*INSTRUCTIONS FOR THE TASK*. Extract each line bearing the word "caption".
[start of RECORDS TO PROCESS]
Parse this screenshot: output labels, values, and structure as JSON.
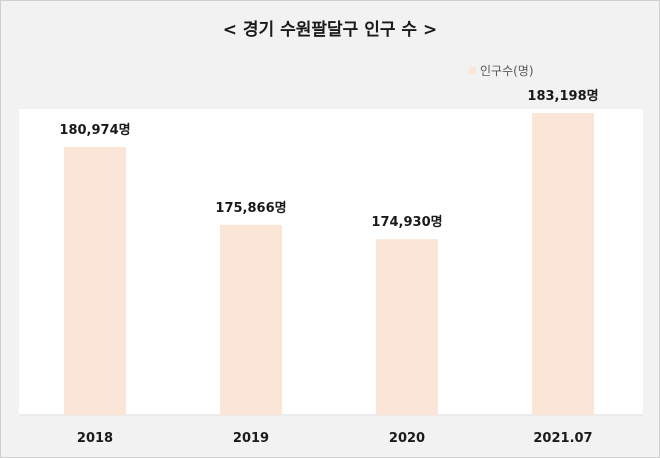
{
  "chart_data": {
    "type": "bar",
    "title": "< 경기 수원팔달구 인구 수 >",
    "categories": [
      "2018",
      "2019",
      "2020",
      "2021.07"
    ],
    "series": [
      {
        "name": "인구수(명)",
        "values": [
          180974,
          175866,
          174930,
          183198
        ],
        "data_labels": [
          "180,974명",
          "175,866명",
          "174,930명",
          "183,198명"
        ],
        "color": "#fbe5d6"
      }
    ],
    "xlabel": "",
    "ylabel": "",
    "grid": false,
    "legend_position": "top-right",
    "axis_color": "#d9d9d9"
  }
}
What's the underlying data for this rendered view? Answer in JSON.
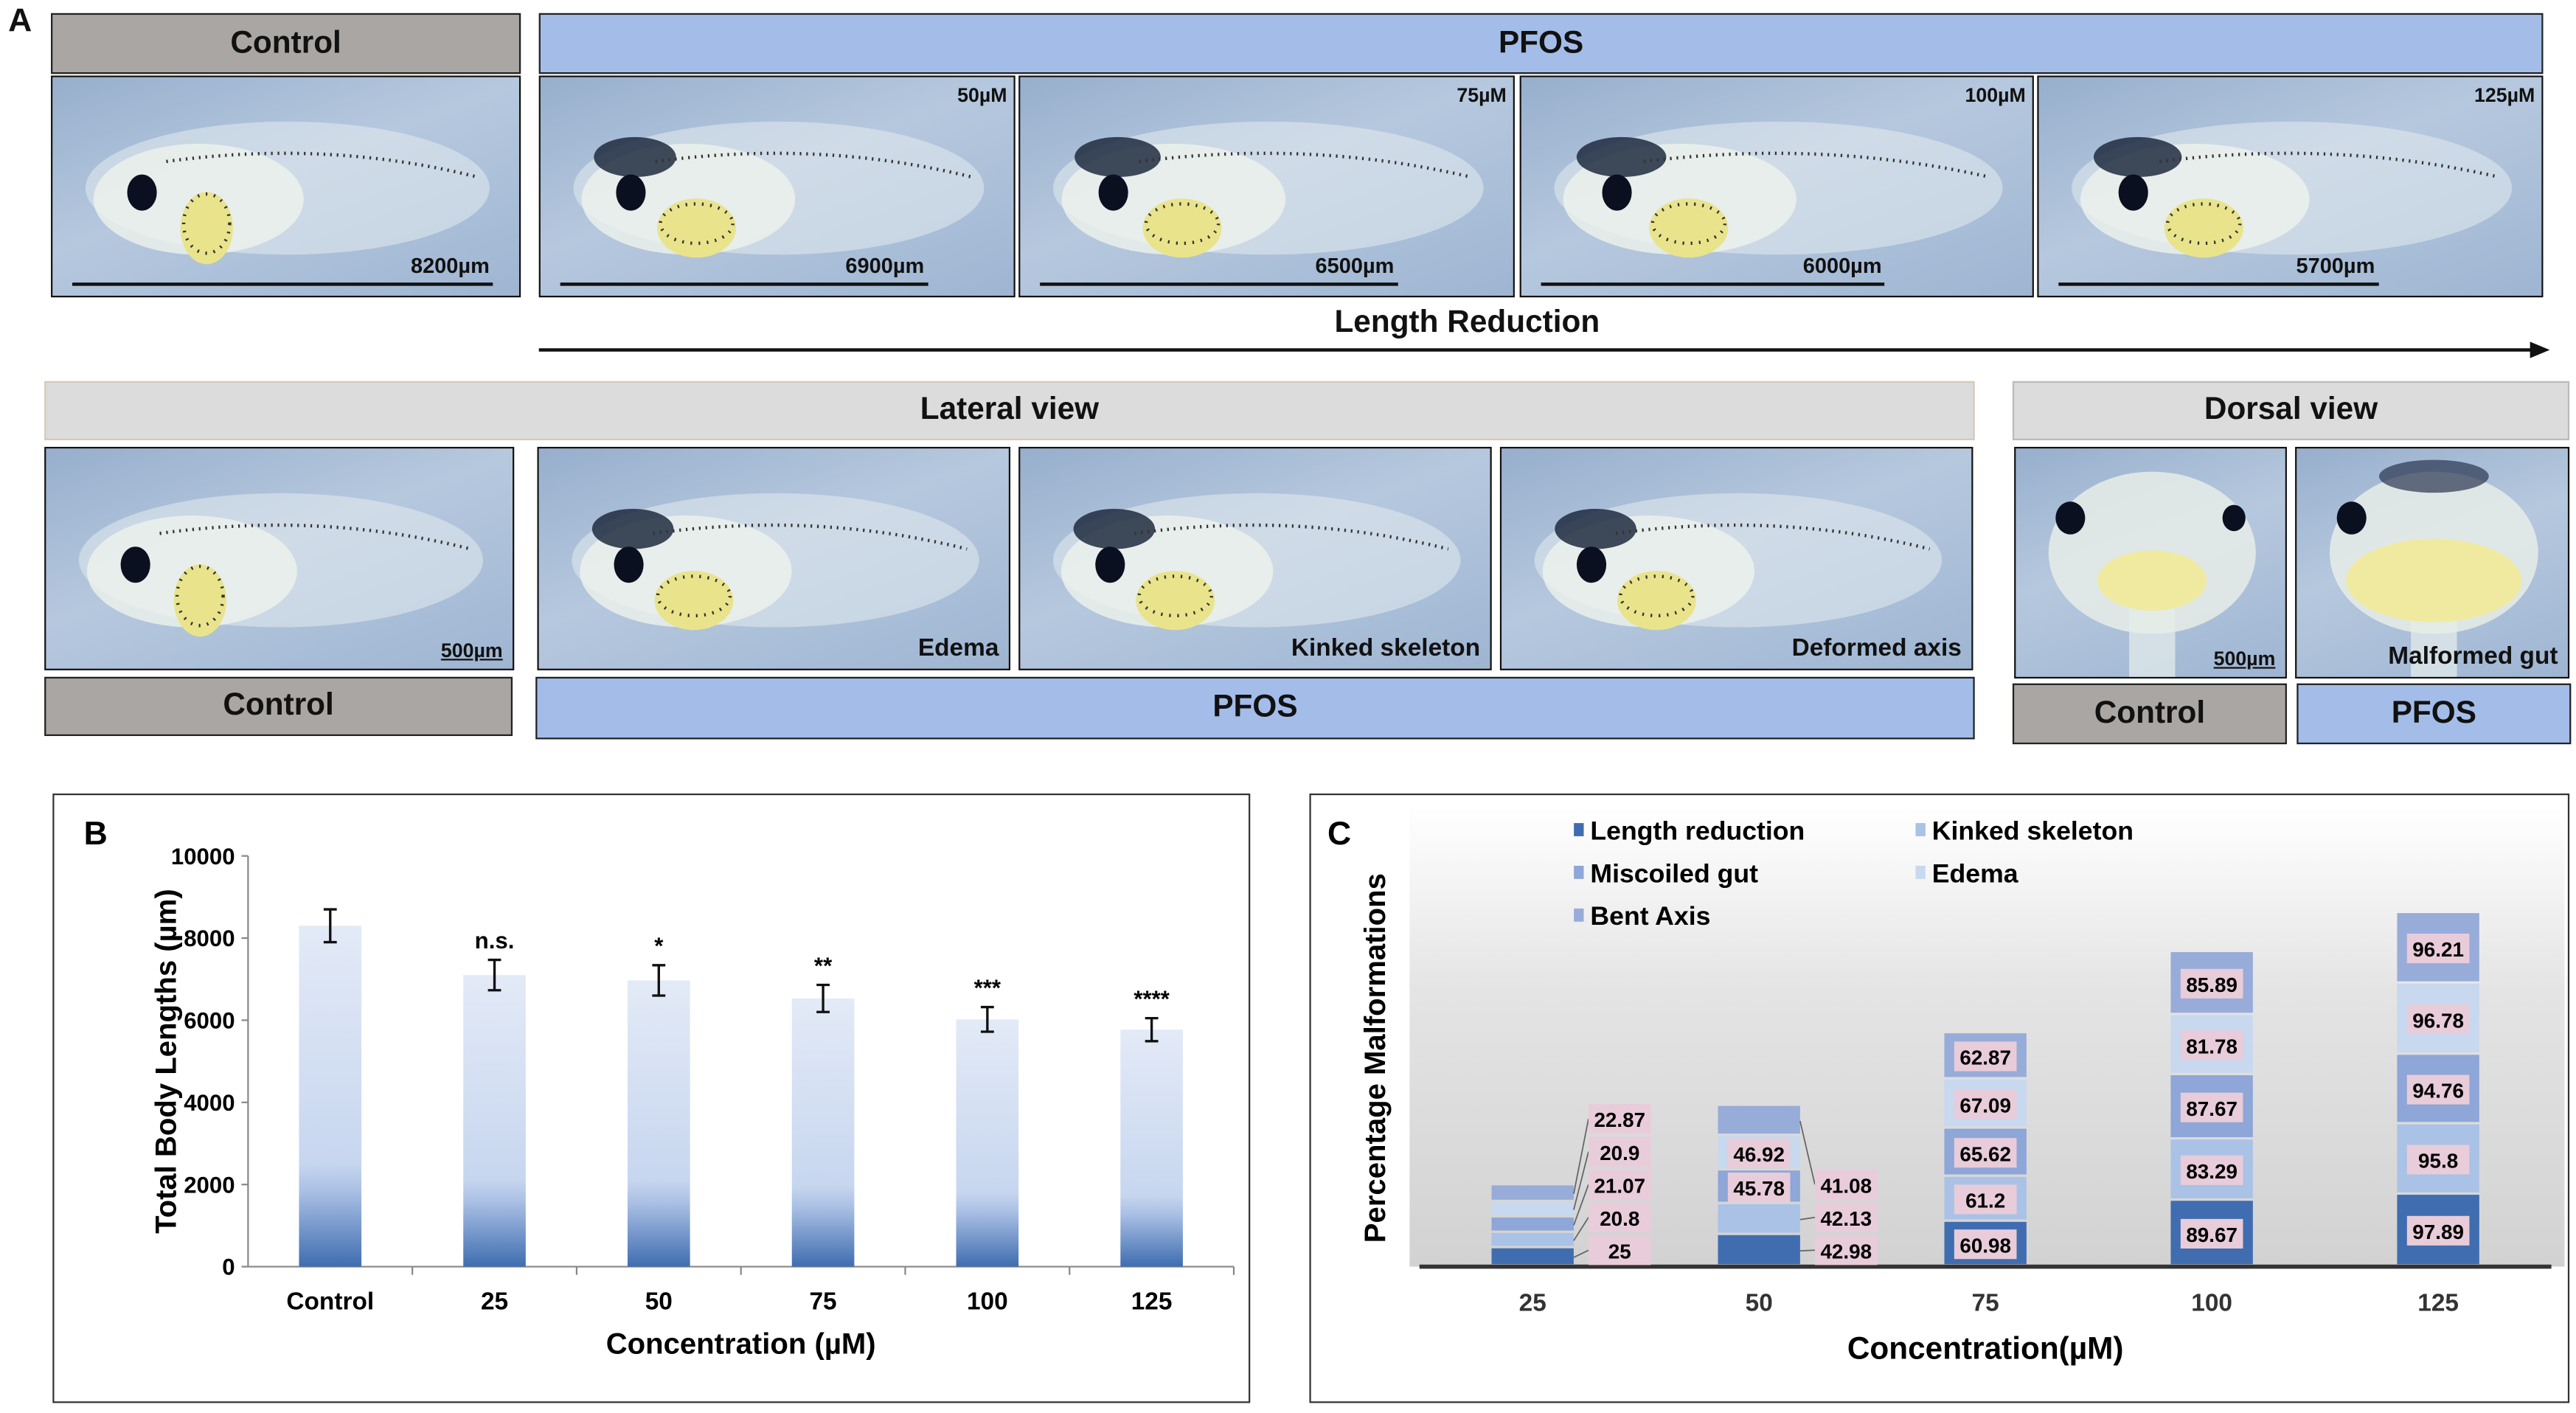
{
  "panel_a": {
    "label": "A",
    "top_headers": {
      "control": "Control",
      "pfos": "PFOS"
    },
    "top_photos": [
      {
        "scale": "8200µm",
        "conc": ""
      },
      {
        "scale": "6900µm",
        "conc": "50µM"
      },
      {
        "scale": "6500µm",
        "conc": "75µM"
      },
      {
        "scale": "6000µm",
        "conc": "100µM"
      },
      {
        "scale": "5700µm",
        "conc": "125µM"
      }
    ],
    "arrow_label": "Length Reduction",
    "lateral_header": "Lateral view",
    "dorsal_header": "Dorsal view",
    "bottom_photos": [
      {
        "caption": "500µm"
      },
      {
        "caption": "Edema"
      },
      {
        "caption": "Kinked skeleton"
      },
      {
        "caption": "Deformed axis"
      },
      {
        "caption": "500µm"
      },
      {
        "caption": "Malformed gut"
      }
    ],
    "bottom_labels": {
      "lat_control": "Control",
      "lat_pfos": "PFOS",
      "dor_control": "Control",
      "dor_pfos": "PFOS"
    }
  },
  "chart_data": [
    {
      "panel": "B",
      "type": "bar",
      "categories": [
        "Control",
        "25",
        "50",
        "75",
        "100",
        "125"
      ],
      "values": [
        8300,
        7100,
        6970,
        6530,
        6020,
        5770
      ],
      "errors": [
        400,
        370,
        370,
        330,
        300,
        280
      ],
      "significance": [
        "",
        "n.s.",
        "*",
        "**",
        "***",
        "****"
      ],
      "xlabel": "Concentration (µM)",
      "ylabel": "Total Body Lengths (µm)",
      "ylim": [
        0,
        10000
      ],
      "yticks": [
        0,
        2000,
        4000,
        6000,
        8000,
        10000
      ],
      "color": "#3f6db0",
      "grid": false
    },
    {
      "panel": "C",
      "type": "bar",
      "stacked": true,
      "categories": [
        "25",
        "50",
        "75",
        "100",
        "125"
      ],
      "series": [
        {
          "name": "Length reduction",
          "color": "#3f6db0",
          "values": [
            25,
            42.98,
            60.98,
            89.67,
            97.89
          ]
        },
        {
          "name": "Kinked skeleton",
          "color": "#a9c2e6",
          "values": [
            20.8,
            42.13,
            61.2,
            83.29,
            95.8
          ]
        },
        {
          "name": "Miscoiled gut",
          "color": "#8ea6d8",
          "values": [
            21.07,
            45.78,
            65.62,
            87.67,
            94.76
          ]
        },
        {
          "name": "Edema",
          "color": "#c7d8ef",
          "values": [
            20.9,
            46.92,
            67.09,
            81.78,
            96.78
          ]
        },
        {
          "name": "Bent Axis",
          "color": "#98acd9",
          "values": [
            22.87,
            41.08,
            62.87,
            85.89,
            96.21
          ]
        }
      ],
      "xlabel": "Concentration(µM)",
      "ylabel": "Percentage Malformations",
      "legend": "top",
      "grid": false
    }
  ]
}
[end of RECORDS TO PROCESS]
*TASK SOLUTION*.
        "caption": "500µm"
        "caption": "Edema"
        "caption": "Kinked skeleton"
        "caption": "Deformed axis"
        "caption": "500µm"
        "caption": "Malformed gut"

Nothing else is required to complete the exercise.